* Task directions: Which lines have the string "panel"? Copy all of them from the entries below.

* Input records:
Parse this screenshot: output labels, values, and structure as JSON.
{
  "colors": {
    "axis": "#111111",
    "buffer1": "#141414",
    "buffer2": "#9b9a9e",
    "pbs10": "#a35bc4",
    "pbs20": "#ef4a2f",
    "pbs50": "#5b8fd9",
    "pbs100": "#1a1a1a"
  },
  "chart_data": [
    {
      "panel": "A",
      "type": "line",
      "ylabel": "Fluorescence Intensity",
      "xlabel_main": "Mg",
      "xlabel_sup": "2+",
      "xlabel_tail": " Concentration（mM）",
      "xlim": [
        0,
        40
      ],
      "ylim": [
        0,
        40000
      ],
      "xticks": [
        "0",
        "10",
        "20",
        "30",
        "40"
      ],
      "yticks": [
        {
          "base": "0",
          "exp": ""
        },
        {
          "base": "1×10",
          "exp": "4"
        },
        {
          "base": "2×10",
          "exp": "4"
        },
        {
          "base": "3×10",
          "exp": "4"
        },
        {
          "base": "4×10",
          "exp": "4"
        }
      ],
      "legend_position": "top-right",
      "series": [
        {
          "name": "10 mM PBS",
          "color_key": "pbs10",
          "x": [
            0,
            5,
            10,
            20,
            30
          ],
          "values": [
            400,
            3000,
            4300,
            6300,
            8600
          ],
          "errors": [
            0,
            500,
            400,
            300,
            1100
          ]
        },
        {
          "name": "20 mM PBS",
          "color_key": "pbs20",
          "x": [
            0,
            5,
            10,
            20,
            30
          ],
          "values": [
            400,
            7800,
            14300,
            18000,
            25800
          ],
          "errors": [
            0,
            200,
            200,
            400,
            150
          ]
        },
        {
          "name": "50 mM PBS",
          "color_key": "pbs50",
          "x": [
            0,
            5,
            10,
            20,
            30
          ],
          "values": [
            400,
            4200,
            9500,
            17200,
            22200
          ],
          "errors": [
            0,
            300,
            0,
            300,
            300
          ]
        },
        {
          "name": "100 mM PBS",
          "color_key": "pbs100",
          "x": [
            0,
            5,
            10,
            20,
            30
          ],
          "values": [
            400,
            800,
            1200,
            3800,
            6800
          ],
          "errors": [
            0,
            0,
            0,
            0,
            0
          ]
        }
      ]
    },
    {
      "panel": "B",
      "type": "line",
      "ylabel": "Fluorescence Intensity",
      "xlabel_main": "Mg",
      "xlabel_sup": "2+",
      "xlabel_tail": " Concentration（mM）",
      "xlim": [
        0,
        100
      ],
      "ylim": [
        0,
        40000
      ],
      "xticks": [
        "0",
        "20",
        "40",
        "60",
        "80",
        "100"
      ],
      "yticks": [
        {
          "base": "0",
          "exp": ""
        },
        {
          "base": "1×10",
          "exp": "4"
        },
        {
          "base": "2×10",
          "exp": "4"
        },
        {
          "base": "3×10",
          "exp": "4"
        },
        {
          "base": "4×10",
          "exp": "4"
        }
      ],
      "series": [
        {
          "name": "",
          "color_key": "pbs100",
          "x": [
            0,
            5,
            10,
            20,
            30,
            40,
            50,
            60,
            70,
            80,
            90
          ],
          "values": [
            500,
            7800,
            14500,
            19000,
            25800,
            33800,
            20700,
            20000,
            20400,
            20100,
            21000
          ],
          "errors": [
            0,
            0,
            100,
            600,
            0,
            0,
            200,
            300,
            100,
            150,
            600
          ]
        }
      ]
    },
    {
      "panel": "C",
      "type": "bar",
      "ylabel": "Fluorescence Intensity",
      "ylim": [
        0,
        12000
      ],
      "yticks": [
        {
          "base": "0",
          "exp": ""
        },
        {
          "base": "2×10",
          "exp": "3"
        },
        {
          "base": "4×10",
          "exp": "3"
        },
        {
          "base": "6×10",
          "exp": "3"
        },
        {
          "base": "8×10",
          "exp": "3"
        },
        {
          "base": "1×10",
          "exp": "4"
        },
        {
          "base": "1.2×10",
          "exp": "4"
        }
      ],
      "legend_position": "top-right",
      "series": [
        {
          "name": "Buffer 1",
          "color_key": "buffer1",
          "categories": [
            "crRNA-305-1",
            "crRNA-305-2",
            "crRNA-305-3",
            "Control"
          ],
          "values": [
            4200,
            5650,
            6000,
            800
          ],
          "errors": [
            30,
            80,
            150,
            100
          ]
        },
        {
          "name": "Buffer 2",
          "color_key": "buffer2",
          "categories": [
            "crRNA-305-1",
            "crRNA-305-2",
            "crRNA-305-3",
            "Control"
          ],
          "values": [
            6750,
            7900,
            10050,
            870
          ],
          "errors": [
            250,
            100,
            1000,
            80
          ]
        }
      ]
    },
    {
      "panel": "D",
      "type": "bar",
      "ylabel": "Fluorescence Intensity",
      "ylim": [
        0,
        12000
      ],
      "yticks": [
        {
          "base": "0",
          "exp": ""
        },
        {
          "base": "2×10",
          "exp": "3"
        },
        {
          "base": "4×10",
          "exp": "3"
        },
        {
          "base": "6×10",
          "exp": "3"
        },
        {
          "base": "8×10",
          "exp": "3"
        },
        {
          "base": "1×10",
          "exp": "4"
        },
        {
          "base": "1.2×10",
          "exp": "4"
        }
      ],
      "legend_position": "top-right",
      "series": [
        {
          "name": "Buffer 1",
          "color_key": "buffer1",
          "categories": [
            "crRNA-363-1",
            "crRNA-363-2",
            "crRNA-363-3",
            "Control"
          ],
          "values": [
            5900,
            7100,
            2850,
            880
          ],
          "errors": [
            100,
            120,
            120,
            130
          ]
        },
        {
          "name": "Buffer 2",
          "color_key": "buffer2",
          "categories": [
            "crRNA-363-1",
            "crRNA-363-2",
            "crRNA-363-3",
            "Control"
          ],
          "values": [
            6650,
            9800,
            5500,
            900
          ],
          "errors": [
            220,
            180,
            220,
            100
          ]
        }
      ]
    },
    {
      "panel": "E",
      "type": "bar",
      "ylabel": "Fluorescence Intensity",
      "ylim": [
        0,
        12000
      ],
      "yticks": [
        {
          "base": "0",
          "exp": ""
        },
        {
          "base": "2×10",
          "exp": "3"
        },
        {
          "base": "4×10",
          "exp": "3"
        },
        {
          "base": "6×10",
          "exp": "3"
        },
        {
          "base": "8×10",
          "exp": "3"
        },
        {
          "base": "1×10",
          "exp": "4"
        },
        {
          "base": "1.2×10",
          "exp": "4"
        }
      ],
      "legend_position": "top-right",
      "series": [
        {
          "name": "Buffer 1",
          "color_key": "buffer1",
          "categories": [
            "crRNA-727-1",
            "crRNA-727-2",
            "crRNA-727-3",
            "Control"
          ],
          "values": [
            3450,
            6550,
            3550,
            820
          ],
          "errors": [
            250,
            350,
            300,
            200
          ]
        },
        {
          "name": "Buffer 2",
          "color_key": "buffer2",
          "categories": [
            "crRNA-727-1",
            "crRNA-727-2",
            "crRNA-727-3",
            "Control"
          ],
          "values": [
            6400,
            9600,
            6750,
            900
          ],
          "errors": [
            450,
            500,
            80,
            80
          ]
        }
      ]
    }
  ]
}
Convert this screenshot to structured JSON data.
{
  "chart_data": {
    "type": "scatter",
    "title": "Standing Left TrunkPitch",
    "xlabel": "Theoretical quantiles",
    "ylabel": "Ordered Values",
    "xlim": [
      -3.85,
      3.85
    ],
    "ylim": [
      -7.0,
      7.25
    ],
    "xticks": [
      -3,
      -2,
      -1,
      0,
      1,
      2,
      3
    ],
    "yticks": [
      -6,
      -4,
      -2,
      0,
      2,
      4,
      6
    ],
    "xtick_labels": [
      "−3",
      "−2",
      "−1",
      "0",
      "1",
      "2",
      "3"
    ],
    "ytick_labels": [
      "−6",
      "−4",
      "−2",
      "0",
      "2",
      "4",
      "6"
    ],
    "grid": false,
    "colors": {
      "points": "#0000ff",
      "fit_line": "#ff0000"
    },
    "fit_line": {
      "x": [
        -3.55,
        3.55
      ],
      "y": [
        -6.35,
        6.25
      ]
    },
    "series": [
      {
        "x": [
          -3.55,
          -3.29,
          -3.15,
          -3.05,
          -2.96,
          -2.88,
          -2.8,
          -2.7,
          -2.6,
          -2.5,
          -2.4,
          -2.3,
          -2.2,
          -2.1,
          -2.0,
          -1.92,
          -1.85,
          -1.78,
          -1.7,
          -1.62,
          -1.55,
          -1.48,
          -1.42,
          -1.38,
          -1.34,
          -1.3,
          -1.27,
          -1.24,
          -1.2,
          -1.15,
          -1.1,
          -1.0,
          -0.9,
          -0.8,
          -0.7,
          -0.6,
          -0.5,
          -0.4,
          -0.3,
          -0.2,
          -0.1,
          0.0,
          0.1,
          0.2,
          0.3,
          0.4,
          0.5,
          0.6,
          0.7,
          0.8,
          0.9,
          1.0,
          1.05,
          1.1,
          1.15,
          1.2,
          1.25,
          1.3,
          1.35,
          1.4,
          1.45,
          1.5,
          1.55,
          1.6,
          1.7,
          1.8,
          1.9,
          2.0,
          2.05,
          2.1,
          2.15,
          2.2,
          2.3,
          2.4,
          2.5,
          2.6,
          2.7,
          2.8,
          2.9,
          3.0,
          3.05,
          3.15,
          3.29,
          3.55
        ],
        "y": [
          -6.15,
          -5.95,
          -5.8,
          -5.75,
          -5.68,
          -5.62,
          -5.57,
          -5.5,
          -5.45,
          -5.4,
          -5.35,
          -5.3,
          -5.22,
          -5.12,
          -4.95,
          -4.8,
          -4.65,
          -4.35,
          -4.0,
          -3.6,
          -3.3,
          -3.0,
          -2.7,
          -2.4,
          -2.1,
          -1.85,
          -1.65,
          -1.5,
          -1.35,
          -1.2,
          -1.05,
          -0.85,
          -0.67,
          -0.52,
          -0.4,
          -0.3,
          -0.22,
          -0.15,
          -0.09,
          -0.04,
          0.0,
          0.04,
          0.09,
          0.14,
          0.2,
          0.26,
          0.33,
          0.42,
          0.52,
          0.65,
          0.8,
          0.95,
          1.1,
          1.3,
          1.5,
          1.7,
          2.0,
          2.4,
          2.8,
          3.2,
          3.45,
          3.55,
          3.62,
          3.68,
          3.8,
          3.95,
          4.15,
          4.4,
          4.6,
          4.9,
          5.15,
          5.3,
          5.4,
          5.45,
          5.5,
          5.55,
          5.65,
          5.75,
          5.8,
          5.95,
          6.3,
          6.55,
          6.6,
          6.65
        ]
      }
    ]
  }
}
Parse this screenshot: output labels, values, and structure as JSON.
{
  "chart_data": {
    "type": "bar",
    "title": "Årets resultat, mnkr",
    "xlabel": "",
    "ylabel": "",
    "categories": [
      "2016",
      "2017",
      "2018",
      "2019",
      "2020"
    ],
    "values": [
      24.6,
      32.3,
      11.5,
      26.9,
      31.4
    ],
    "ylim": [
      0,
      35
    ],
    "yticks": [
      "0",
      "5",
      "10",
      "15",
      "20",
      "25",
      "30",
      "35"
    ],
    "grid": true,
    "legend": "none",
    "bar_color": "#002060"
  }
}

* Solution for this problem:
      "panel": "A",
      "panel": "B",
      "panel": "C",
      "panel": "D",
      "panel": "E",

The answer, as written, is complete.